*EXERCISE*. Go through the records and show each line where the word "public" occurs.

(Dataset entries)
■ ■ ■
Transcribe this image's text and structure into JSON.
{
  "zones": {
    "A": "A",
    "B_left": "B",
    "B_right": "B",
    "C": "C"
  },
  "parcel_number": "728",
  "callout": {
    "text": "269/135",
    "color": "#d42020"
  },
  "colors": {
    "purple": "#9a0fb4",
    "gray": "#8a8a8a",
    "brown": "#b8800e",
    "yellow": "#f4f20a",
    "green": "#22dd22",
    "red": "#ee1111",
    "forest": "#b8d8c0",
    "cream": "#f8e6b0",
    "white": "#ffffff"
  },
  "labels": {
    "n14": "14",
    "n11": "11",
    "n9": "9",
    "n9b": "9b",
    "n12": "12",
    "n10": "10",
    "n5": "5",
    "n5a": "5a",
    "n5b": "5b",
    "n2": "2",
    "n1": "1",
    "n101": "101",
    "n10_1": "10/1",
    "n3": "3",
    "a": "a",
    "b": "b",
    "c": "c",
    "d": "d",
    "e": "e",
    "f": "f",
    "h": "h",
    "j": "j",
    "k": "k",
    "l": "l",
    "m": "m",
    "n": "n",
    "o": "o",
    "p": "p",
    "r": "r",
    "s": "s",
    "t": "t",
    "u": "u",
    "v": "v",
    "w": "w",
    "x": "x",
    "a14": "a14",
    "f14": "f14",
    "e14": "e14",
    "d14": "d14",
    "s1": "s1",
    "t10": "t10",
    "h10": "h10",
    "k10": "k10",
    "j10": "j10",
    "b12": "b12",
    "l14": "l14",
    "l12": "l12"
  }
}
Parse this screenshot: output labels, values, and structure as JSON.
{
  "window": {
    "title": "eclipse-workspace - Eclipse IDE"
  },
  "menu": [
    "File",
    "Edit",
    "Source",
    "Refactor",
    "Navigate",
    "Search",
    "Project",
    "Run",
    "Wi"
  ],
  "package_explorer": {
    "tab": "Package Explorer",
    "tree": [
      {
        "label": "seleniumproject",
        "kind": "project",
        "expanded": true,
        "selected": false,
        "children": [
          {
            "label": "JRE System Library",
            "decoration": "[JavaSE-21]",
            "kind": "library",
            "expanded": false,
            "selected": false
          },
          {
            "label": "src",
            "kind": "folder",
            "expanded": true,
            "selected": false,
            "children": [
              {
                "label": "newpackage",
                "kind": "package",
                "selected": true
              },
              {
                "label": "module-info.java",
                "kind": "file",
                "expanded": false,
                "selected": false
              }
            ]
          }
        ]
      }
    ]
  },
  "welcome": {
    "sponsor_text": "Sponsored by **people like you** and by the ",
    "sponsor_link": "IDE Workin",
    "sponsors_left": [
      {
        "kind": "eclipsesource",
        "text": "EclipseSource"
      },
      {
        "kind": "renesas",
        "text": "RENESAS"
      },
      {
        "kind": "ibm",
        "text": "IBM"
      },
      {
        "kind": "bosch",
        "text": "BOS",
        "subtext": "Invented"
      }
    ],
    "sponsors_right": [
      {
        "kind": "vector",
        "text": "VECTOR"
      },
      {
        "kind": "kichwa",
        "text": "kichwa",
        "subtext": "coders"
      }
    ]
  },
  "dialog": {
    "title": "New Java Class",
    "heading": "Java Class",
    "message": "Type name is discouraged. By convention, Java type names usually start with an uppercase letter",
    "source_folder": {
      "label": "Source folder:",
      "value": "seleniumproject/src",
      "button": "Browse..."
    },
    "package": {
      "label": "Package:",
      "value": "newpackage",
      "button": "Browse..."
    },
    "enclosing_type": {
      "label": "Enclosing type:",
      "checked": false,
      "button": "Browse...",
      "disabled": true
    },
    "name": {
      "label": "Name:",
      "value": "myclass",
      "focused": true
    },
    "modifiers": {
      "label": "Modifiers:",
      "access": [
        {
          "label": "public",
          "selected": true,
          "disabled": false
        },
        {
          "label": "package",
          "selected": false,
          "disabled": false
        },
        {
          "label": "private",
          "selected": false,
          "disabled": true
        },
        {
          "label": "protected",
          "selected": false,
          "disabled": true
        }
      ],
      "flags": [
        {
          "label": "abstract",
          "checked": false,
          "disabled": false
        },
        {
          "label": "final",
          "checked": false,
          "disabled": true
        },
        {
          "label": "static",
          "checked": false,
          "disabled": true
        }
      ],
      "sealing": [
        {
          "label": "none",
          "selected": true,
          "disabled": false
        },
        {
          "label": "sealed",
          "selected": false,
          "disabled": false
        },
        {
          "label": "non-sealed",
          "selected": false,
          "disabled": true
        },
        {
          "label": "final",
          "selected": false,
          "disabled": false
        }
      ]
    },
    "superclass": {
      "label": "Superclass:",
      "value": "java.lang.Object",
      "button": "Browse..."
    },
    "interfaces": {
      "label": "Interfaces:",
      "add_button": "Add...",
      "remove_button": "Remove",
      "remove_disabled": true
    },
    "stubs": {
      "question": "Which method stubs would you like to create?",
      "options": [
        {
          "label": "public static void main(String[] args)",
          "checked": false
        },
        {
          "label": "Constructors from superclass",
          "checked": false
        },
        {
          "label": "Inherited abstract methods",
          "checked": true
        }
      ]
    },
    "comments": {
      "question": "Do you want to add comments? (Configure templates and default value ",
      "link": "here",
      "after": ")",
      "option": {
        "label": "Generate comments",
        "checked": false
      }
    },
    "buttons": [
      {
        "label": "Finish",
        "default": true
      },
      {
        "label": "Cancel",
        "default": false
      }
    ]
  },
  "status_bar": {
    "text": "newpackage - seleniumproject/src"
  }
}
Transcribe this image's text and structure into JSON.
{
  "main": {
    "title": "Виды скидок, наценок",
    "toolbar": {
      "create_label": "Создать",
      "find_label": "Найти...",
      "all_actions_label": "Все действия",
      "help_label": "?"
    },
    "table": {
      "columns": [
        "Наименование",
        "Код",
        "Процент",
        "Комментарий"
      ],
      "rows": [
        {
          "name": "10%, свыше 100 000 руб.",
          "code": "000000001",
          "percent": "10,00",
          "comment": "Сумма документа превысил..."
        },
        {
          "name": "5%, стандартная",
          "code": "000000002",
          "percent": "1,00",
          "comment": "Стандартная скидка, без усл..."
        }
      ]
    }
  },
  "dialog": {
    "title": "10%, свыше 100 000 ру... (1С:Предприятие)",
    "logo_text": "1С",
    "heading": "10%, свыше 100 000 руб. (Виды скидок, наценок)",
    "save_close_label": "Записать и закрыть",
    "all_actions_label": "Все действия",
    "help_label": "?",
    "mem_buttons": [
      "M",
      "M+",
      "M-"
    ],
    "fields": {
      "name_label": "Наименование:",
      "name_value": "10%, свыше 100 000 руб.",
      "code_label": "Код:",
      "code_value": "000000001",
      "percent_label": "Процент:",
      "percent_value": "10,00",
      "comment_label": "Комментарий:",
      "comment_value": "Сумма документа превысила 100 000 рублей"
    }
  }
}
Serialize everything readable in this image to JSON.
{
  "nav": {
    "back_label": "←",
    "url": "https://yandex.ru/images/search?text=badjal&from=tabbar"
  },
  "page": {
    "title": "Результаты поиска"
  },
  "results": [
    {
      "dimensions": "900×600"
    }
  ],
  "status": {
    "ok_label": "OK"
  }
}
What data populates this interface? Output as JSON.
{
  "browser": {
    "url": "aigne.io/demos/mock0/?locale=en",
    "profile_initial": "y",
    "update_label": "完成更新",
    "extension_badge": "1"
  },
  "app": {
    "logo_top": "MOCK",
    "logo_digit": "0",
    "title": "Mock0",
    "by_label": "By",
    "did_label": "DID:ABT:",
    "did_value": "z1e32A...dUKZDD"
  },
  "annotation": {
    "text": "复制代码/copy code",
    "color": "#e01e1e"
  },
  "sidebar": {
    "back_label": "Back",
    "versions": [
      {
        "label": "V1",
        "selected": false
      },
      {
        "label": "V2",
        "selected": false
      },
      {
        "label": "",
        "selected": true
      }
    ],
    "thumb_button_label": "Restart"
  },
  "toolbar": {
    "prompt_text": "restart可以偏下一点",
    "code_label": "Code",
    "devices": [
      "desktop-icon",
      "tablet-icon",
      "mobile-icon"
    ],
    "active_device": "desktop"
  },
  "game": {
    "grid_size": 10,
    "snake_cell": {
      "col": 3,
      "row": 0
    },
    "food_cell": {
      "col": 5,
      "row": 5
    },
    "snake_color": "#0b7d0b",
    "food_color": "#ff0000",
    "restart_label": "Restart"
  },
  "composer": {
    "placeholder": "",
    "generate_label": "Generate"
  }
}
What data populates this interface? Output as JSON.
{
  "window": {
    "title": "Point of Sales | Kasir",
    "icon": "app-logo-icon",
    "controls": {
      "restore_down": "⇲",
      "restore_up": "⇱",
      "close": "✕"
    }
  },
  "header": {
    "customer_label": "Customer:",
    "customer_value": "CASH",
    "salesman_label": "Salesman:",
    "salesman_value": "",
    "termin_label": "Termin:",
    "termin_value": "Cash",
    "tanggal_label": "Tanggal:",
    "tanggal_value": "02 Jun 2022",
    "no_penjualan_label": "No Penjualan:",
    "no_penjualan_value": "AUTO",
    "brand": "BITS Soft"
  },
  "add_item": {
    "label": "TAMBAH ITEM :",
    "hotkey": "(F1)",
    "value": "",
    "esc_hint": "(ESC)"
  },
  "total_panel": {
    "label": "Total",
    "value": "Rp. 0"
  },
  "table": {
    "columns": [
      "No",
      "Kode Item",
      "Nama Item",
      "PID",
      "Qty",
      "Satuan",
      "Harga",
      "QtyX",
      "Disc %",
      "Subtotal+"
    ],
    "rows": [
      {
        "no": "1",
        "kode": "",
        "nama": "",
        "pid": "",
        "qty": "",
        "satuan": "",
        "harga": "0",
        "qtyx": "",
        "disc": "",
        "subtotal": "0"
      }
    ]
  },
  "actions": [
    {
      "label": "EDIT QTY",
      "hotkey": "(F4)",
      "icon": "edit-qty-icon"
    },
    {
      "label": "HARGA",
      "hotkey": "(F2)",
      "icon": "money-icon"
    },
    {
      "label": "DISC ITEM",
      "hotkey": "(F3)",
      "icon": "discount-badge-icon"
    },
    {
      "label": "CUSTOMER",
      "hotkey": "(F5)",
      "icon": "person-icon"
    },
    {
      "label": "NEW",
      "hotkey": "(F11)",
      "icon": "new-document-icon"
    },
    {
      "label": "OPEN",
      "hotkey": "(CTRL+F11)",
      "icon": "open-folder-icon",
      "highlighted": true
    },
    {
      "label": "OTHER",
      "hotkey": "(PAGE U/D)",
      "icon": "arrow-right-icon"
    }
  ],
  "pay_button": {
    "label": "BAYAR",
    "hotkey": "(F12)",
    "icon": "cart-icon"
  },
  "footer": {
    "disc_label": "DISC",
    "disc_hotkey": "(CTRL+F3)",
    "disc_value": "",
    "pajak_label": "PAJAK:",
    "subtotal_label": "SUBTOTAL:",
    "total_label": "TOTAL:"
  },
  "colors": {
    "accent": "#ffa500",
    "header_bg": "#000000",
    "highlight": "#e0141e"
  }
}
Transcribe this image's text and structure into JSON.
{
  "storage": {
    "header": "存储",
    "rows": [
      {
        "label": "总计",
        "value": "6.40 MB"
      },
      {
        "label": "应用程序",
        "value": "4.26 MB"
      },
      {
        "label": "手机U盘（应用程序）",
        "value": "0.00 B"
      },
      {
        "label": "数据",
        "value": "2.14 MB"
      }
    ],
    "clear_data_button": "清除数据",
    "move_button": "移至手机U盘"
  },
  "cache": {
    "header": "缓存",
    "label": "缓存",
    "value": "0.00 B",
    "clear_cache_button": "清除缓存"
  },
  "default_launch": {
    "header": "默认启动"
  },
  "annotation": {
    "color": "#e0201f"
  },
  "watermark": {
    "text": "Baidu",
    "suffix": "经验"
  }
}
■ ■ ■
*FINISHED ANSWER*.
          "label": "public",
          "label": "public static void main(String[] args)",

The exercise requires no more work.